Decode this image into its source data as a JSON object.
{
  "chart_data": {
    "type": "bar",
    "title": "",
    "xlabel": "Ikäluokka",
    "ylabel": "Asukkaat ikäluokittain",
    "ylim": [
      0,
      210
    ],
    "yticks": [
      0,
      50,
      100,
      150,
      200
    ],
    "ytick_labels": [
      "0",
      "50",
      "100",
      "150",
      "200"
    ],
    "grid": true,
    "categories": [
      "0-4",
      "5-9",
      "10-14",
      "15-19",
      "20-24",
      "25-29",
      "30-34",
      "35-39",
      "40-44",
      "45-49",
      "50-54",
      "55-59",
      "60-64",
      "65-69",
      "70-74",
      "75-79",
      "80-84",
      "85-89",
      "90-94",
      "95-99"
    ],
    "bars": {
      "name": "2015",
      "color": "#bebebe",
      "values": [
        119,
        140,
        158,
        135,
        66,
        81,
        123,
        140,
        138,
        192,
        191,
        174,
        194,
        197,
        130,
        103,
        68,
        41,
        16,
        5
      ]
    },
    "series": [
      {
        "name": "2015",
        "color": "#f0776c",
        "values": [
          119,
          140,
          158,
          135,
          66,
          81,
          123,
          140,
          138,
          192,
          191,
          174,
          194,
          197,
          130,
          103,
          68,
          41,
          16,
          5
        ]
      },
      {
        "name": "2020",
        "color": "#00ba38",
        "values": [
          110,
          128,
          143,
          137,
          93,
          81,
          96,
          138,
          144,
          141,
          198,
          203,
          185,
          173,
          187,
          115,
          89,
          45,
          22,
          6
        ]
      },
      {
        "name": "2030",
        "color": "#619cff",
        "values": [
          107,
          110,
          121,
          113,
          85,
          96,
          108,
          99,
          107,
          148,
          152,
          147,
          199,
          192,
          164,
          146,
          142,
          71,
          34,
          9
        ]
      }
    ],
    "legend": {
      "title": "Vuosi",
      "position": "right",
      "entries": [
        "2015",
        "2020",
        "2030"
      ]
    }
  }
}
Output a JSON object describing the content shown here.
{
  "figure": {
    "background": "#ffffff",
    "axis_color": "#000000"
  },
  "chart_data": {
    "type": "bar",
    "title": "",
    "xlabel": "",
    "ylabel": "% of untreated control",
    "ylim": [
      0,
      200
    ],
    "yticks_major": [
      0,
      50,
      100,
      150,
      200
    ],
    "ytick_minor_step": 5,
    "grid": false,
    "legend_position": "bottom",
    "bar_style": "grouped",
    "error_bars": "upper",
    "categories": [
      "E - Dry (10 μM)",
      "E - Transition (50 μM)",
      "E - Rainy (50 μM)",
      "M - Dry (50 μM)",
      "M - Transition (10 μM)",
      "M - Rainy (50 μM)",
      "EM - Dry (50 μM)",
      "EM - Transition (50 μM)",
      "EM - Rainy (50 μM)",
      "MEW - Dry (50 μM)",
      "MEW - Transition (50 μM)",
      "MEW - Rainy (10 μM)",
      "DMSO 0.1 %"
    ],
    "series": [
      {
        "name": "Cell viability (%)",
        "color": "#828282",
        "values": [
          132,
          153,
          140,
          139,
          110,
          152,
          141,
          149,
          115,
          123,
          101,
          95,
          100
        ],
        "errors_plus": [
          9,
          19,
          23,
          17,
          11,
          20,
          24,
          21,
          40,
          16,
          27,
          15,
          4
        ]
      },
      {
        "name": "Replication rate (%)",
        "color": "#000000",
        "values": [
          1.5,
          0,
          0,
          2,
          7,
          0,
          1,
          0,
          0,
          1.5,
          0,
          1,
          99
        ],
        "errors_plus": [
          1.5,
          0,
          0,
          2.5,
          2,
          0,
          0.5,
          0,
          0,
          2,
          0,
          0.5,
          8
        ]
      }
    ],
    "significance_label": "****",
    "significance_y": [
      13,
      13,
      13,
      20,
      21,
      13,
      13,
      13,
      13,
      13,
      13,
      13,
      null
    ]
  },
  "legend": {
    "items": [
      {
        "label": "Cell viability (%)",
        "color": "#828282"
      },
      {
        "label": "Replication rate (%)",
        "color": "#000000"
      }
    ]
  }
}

> [Task prompt] Output the records exactly, including every line.

> [Problem solution]
Decode this image into its source data as a JSON object.
{
  "chart_data": {
    "type": "bar",
    "title": "",
    "xlabel": "Ikäluokka",
    "ylabel": "Asukkaat ikäluokittain",
    "ylim": [
      0,
      210
    ],
    "yticks": [
      0,
      50,
      100,
      150,
      200
    ],
    "ytick_labels": [
      "0",
      "50",
      "100",
      "150",
      "200"
    ],
    "grid": true,
    "categories": [
      "0-4",
      "5-9",
      "10-14",
      "15-19",
      "20-24",
      "25-29",
      "30-34",
      "35-39",
      "40-44",
      "45-49",
      "50-54",
      "55-59",
      "60-64",
      "65-69",
      "70-74",
      "75-79",
      "80-84",
      "85-89",
      "90-94",
      "95-99"
    ],
    "bars": {
      "name": "2015",
      "color": "#bebebe",
      "values": [
        119,
        140,
        158,
        135,
        66,
        81,
        123,
        140,
        138,
        192,
        191,
        174,
        194,
        197,
        130,
        103,
        68,
        41,
        16,
        5
      ]
    },
    "series": [
      {
        "name": "2015",
        "color": "#f0776c",
        "values": [
          119,
          140,
          158,
          135,
          66,
          81,
          123,
          140,
          138,
          192,
          191,
          174,
          194,
          197,
          130,
          103,
          68,
          41,
          16,
          5
        ]
      },
      {
        "name": "2020",
        "color": "#00ba38",
        "values": [
          110,
          128,
          143,
          137,
          93,
          81,
          96,
          138,
          144,
          141,
          198,
          203,
          185,
          173,
          187,
          115,
          89,
          45,
          22,
          6
        ]
      },
      {
        "name": "2030",
        "color": "#619cff",
        "values": [
          107,
          110,
          121,
          113,
          85,
          96,
          108,
          99,
          107,
          148,
          152,
          147,
          199,
          192,
          164,
          146,
          142,
          71,
          34,
          9
        ]
      }
    ],
    "legend": {
      "title": "Vuosi",
      "position": "right",
      "entries": [
        "2015",
        "2020",
        "2030"
      ]
    }
  }
}
Output a JSON object describing the content shown here.
{
  "figure": {
    "background": "#ffffff",
    "axis_color": "#000000"
  },
  "chart_data": {
    "type": "bar",
    "title": "",
    "xlabel": "",
    "ylabel": "% of untreated control",
    "ylim": [
      0,
      200
    ],
    "yticks_major": [
      0,
      50,
      100,
      150,
      200
    ],
    "ytick_minor_step": 5,
    "grid": false,
    "legend_position": "bottom",
    "bar_style": "grouped",
    "error_bars": "upper",
    "categories": [
      "E - Dry (10 μM)",
      "E - Transition (50 μM)",
      "E - Rainy (50 μM)",
      "M - Dry (50 μM)",
      "M - Transition (10 μM)",
      "M - Rainy (50 μM)",
      "EM - Dry (50 μM)",
      "EM - Transition (50 μM)",
      "EM - Rainy (50 μM)",
      "MEW - Dry (50 μM)",
      "MEW - Transition (50 μM)",
      "MEW - Rainy (10 μM)",
      "DMSO 0.1 %"
    ],
    "series": [
      {
        "name": "Cell viability (%)",
        "color": "#828282",
        "values": [
          132,
          153,
          140,
          139,
          110,
          152,
          141,
          149,
          115,
          123,
          101,
          95,
          100
        ],
        "errors_plus": [
          9,
          19,
          23,
          17,
          11,
          20,
          24,
          21,
          40,
          16,
          27,
          15,
          4
        ]
      },
      {
        "name": "Replication rate (%)",
        "color": "#000000",
        "values": [
          1.5,
          0,
          0,
          2,
          7,
          0,
          1,
          0,
          0,
          1.5,
          0,
          1,
          99
        ],
        "errors_plus": [
          1.5,
          0,
          0,
          2.5,
          2,
          0,
          0.5,
          0,
          0,
          2,
          0,
          0.5,
          8
        ]
      }
    ],
    "significance_label": "****",
    "significance_y": [
      13,
      13,
      13,
      20,
      21,
      13,
      13,
      13,
      13,
      13,
      13,
      13,
      null
    ]
  },
  "legend": {
    "items": [
      {
        "label": "Cell viability (%)",
        "color": "#828282"
      },
      {
        "label": "Replication rate (%)",
        "color": "#000000"
      }
    ]
  }
}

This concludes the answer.